[Saved data entries]
========================
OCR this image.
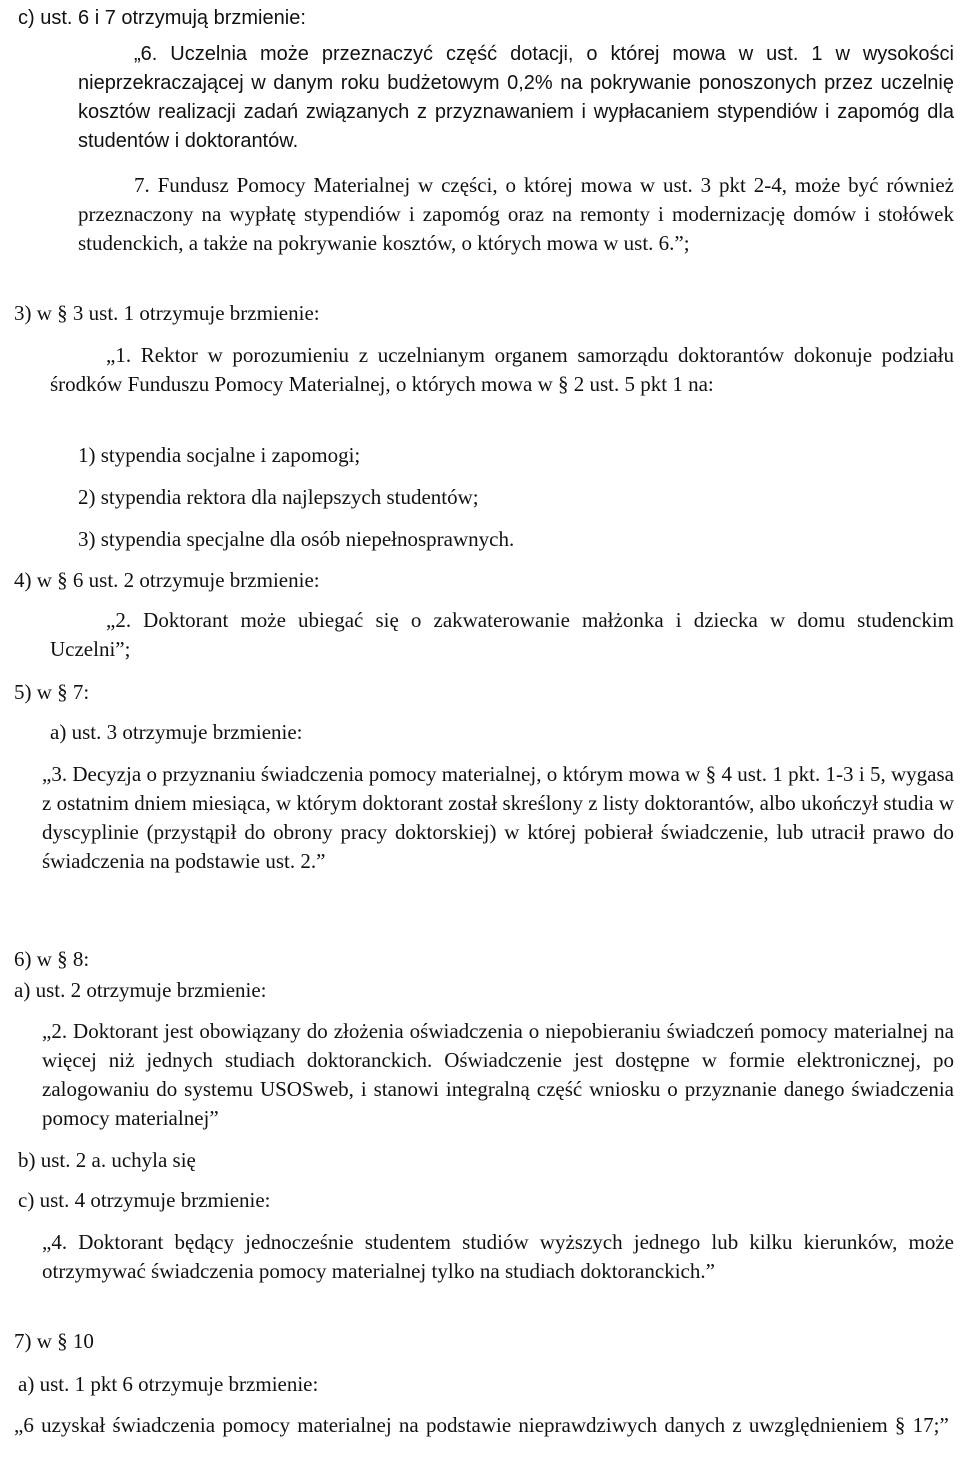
c) ust. 6 i 7 otrzymują brzmienie:

„6. Uczelnia może przeznaczyć część dotacji, o której mowa w ust. 1 w wysokości nieprzekraczającej w danym roku budżetowym 0,2% na pokrywanie ponoszonych przez uczelnię kosztów realizacji zadań związanych z przyznawaniem i wypłacaniem stypendiów i zapomóg dla studentów i doktorantów.

7. Fundusz Pomocy Materialnej w części, o której mowa w ust. 3 pkt 2-4, może być również przeznaczony na wypłatę stypendiów i zapomóg oraz na remonty i modernizację domów i stołówek studenckich, a także na pokrywanie kosztów, o których mowa w ust. 6.”;

3) w § 3 ust. 1 otrzymuje brzmienie:

„1. Rektor w porozumieniu z uczelnianym organem samorządu doktorantów dokonuje podziału środków Funduszu Pomocy Materialnej, o których mowa w § 2 ust. 5 pkt 1 na:

1) stypendia socjalne i zapomogi;

2) stypendia rektora dla najlepszych studentów;

3) stypendia specjalne dla osób niepełnosprawnych.

4) w § 6 ust. 2 otrzymuje brzmienie:

„2. Doktorant może ubiegać się o zakwaterowanie małżonka i dziecka w domu studenckim Uczelni”;

5) w § 7:

a) ust. 3 otrzymuje brzmienie:

„3. Decyzja o przyznaniu świadczenia pomocy materialnej, o którym mowa w § 4 ust. 1 pkt. 1-3 i 5, wygasa z ostatnim dniem miesiąca, w którym doktorant został skreślony z listy doktorantów, albo ukończył studia w dyscyplinie (przystąpił do obrony pracy doktorskiej) w której pobierał świadczenie, lub utracił prawo do świadczenia na podstawie ust. 2.”

6) w § 8:

a) ust. 2 otrzymuje brzmienie:

„2. Doktorant jest obowiązany do złożenia oświadczenia o niepobieraniu świadczeń pomocy materialnej na więcej niż jednych studiach doktoranckich. Oświadczenie jest dostępne w formie elektronicznej, po zalogowaniu do systemu USOSweb, i stanowi integralną część wniosku o przyznanie danego świadczenia pomocy materialnej”

b) ust. 2 a. uchyla się

c) ust. 4 otrzymuje brzmienie:

„4. Doktorant będący jednocześnie studentem studiów wyższych jednego lub kilku kierunków, może otrzymywać świadczenia pomocy materialnej tylko na studiach doktoranckich.”

7) w § 10

a) ust. 1 pkt 6 otrzymuje brzmienie:

„6 uzyskał świadczenia pomocy materialnej na podstawie nieprawdziwych danych z uwzględnieniem § 17;”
========================
§ What is needed
Copy out the listing exactly as it stands, but not the pictures.

§ Exercise result
OCR this image.
c) ust. 6 i 7 otrzymują brzmienie:

„6. Uczelnia może przeznaczyć część dotacji, o której mowa w ust. 1 w wysokości nieprzekraczającej w danym roku budżetowym 0,2% na pokrywanie ponoszonych przez uczelnię kosztów realizacji zadań związanych z przyznawaniem i wypłacaniem stypendiów i zapomóg dla studentów i doktorantów.

7. Fundusz Pomocy Materialnej w części, o której mowa w ust. 3 pkt 2-4, może być również przeznaczony na wypłatę stypendiów i zapomóg oraz na remonty i modernizację domów i stołówek studenckich, a także na pokrywanie kosztów, o których mowa w ust. 6.”;

3) w § 3 ust. 1 otrzymuje brzmienie:

„1. Rektor w porozumieniu z uczelnianym organem samorządu doktorantów dokonuje podziału środków Funduszu Pomocy Materialnej, o których mowa w § 2 ust. 5 pkt 1 na:

1) stypendia socjalne i zapomogi;

2) stypendia rektora dla najlepszych studentów;

3) stypendia specjalne dla osób niepełnosprawnych.

4) w § 6 ust. 2 otrzymuje brzmienie:

„2. Doktorant może ubiegać się o zakwaterowanie małżonka i dziecka w domu studenckim Uczelni”;

5) w § 7:

a) ust. 3 otrzymuje brzmienie:

„3. Decyzja o przyznaniu świadczenia pomocy materialnej, o którym mowa w § 4 ust. 1 pkt. 1-3 i 5, wygasa z ostatnim dniem miesiąca, w którym doktorant został skreślony z listy doktorantów, albo ukończył studia w dyscyplinie (przystąpił do obrony pracy doktorskiej) w której pobierał świadczenie, lub utracił prawo do świadczenia na podstawie ust. 2.”

6) w § 8:

a) ust. 2 otrzymuje brzmienie:

„2. Doktorant jest obowiązany do złożenia oświadczenia o niepobieraniu świadczeń pomocy materialnej na więcej niż jednych studiach doktoranckich. Oświadczenie jest dostępne w formie elektronicznej, po zalogowaniu do systemu USOSweb, i stanowi integralną część wniosku o przyznanie danego świadczenia pomocy materialnej”

b) ust. 2 a. uchyla się

c) ust. 4 otrzymuje brzmienie:

„4. Doktorant będący jednocześnie studentem studiów wyższych jednego lub kilku kierunków, może otrzymywać świadczenia pomocy materialnej tylko na studiach doktoranckich.”

7) w § 10

a) ust. 1 pkt 6 otrzymuje brzmienie:

„6 uzyskał świadczenia pomocy materialnej na podstawie nieprawdziwych danych z uwzględnieniem § 17;”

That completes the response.